> [WHAT YOU NEED TO DO]:
Present the following data again exactly as it is shown.

> [DATA SHOWN]:
•••

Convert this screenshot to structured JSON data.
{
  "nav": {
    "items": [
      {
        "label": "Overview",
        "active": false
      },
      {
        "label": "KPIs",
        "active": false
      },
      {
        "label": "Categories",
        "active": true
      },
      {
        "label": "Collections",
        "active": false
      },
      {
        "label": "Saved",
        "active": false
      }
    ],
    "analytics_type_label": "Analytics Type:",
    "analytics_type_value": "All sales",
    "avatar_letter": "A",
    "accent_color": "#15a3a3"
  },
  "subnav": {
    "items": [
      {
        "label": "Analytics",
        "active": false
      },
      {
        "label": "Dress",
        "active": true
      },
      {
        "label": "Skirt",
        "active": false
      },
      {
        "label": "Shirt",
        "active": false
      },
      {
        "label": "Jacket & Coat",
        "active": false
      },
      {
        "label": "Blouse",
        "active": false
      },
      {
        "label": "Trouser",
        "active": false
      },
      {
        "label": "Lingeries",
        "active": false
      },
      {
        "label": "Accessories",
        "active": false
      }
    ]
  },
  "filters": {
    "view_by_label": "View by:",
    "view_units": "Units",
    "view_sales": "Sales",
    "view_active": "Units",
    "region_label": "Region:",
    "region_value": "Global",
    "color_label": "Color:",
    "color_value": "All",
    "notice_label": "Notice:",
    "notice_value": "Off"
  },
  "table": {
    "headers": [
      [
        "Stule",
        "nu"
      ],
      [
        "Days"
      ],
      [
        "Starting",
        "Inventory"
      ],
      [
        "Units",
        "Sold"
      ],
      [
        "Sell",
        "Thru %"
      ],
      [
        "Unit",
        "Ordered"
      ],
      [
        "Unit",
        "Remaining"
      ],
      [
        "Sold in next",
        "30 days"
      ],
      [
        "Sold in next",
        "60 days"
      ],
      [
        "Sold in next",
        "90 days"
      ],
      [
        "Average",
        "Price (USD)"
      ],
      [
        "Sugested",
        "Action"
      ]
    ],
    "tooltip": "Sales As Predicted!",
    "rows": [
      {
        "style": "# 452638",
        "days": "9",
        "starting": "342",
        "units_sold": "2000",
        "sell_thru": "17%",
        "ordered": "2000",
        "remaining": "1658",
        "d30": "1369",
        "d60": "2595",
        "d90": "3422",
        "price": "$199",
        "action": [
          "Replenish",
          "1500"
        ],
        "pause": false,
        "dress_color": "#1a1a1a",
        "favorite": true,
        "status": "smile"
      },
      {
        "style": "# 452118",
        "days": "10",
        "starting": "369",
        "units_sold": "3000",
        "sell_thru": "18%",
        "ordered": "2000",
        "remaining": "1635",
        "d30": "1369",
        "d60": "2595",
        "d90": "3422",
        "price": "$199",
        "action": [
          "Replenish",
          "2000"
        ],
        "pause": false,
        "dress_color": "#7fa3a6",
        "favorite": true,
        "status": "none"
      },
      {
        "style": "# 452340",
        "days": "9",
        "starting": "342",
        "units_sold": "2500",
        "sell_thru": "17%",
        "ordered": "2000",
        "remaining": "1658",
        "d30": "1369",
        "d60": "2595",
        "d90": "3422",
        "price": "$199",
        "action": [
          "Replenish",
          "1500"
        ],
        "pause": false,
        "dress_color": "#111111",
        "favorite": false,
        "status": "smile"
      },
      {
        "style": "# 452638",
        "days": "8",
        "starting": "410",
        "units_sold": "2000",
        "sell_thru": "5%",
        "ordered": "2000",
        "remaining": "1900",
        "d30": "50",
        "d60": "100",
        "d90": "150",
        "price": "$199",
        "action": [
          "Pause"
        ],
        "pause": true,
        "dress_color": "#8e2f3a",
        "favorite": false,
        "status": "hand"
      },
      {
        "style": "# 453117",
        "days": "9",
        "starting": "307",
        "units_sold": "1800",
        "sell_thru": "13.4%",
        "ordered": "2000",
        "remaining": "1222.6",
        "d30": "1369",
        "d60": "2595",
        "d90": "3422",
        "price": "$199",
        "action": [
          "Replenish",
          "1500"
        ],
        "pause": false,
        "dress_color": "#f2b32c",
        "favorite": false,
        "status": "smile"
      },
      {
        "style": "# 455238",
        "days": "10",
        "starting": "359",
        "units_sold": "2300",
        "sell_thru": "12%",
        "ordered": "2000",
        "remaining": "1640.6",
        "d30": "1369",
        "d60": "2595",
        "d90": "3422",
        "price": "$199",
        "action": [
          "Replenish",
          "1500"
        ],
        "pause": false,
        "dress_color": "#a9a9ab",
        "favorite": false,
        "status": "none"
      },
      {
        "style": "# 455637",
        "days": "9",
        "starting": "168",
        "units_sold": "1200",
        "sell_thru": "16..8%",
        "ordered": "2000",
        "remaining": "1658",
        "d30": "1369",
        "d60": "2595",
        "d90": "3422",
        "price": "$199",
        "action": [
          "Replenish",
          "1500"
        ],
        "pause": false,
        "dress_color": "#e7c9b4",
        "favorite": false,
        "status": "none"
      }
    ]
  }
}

•••

> [RESULT OF THIS EXERCISE]:
Convert this screenshot to structured JSON data.
{
  "nav": {
    "items": [
      {
        "label": "Overview",
        "active": false
      },
      {
        "label": "KPIs",
        "active": false
      },
      {
        "label": "Categories",
        "active": true
      },
      {
        "label": "Collections",
        "active": false
      },
      {
        "label": "Saved",
        "active": false
      }
    ],
    "analytics_type_label": "Analytics Type:",
    "analytics_type_value": "All sales",
    "avatar_letter": "A",
    "accent_color": "#15a3a3"
  },
  "subnav": {
    "items": [
      {
        "label": "Analytics",
        "active": false
      },
      {
        "label": "Dress",
        "active": true
      },
      {
        "label": "Skirt",
        "active": false
      },
      {
        "label": "Shirt",
        "active": false
      },
      {
        "label": "Jacket & Coat",
        "active": false
      },
      {
        "label": "Blouse",
        "active": false
      },
      {
        "label": "Trouser",
        "active": false
      },
      {
        "label": "Lingeries",
        "active": false
      },
      {
        "label": "Accessories",
        "active": false
      }
    ]
  },
  "filters": {
    "view_by_label": "View by:",
    "view_units": "Units",
    "view_sales": "Sales",
    "view_active": "Units",
    "region_label": "Region:",
    "region_value": "Global",
    "color_label": "Color:",
    "color_value": "All",
    "notice_label": "Notice:",
    "notice_value": "Off"
  },
  "table": {
    "headers": [
      [
        "Stule",
        "nu"
      ],
      [
        "Days"
      ],
      [
        "Starting",
        "Inventory"
      ],
      [
        "Units",
        "Sold"
      ],
      [
        "Sell",
        "Thru %"
      ],
      [
        "Unit",
        "Ordered"
      ],
      [
        "Unit",
        "Remaining"
      ],
      [
        "Sold in next",
        "30 days"
      ],
      [
        "Sold in next",
        "60 days"
      ],
      [
        "Sold in next",
        "90 days"
      ],
      [
        "Average",
        "Price (USD)"
      ],
      [
        "Sugested",
        "Action"
      ]
    ],
    "tooltip": "Sales As Predicted!",
    "rows": [
      {
        "style": "# 452638",
        "days": "9",
        "starting": "342",
        "units_sold": "2000",
        "sell_thru": "17%",
        "ordered": "2000",
        "remaining": "1658",
        "d30": "1369",
        "d60": "2595",
        "d90": "3422",
        "price": "$199",
        "action": [
          "Replenish",
          "1500"
        ],
        "pause": false,
        "dress_color": "#1a1a1a",
        "favorite": true,
        "status": "smile"
      },
      {
        "style": "# 452118",
        "days": "10",
        "starting": "369",
        "units_sold": "3000",
        "sell_thru": "18%",
        "ordered": "2000",
        "remaining": "1635",
        "d30": "1369",
        "d60": "2595",
        "d90": "3422",
        "price": "$199",
        "action": [
          "Replenish",
          "2000"
        ],
        "pause": false,
        "dress_color": "#7fa3a6",
        "favorite": true,
        "status": "none"
      },
      {
        "style": "# 452340",
        "days": "9",
        "starting": "342",
        "units_sold": "2500",
        "sell_thru": "17%",
        "ordered": "2000",
        "remaining": "1658",
        "d30": "1369",
        "d60": "2595",
        "d90": "3422",
        "price": "$199",
        "action": [
          "Replenish",
          "1500"
        ],
        "pause": false,
        "dress_color": "#111111",
        "favorite": false,
        "status": "smile"
      },
      {
        "style": "# 452638",
        "days": "8",
        "starting": "410",
        "units_sold": "2000",
        "sell_thru": "5%",
        "ordered": "2000",
        "remaining": "1900",
        "d30": "50",
        "d60": "100",
        "d90": "150",
        "price": "$199",
        "action": [
          "Pause"
        ],
        "pause": true,
        "dress_color": "#8e2f3a",
        "favorite": false,
        "status": "hand"
      },
      {
        "style": "# 453117",
        "days": "9",
        "starting": "307",
        "units_sold": "1800",
        "sell_thru": "13.4%",
        "ordered": "2000",
        "remaining": "1222.6",
        "d30": "1369",
        "d60": "2595",
        "d90": "3422",
        "price": "$199",
        "action": [
          "Replenish",
          "1500"
        ],
        "pause": false,
        "dress_color": "#f2b32c",
        "favorite": false,
        "status": "smile"
      },
      {
        "style": "# 455238",
        "days": "10",
        "starting": "359",
        "units_sold": "2300",
        "sell_thru": "12%",
        "ordered": "2000",
        "remaining": "1640.6",
        "d30": "1369",
        "d60": "2595",
        "d90": "3422",
        "price": "$199",
        "action": [
          "Replenish",
          "1500"
        ],
        "pause": false,
        "dress_color": "#a9a9ab",
        "favorite": false,
        "status": "none"
      },
      {
        "style": "# 455637",
        "days": "9",
        "starting": "168",
        "units_sold": "1200",
        "sell_thru": "16..8%",
        "ordered": "2000",
        "remaining": "1658",
        "d30": "1369",
        "d60": "2595",
        "d90": "3422",
        "price": "$199",
        "action": [
          "Replenish",
          "1500"
        ],
        "pause": false,
        "dress_color": "#e7c9b4",
        "favorite": false,
        "status": "none"
      }
    ]
  }
}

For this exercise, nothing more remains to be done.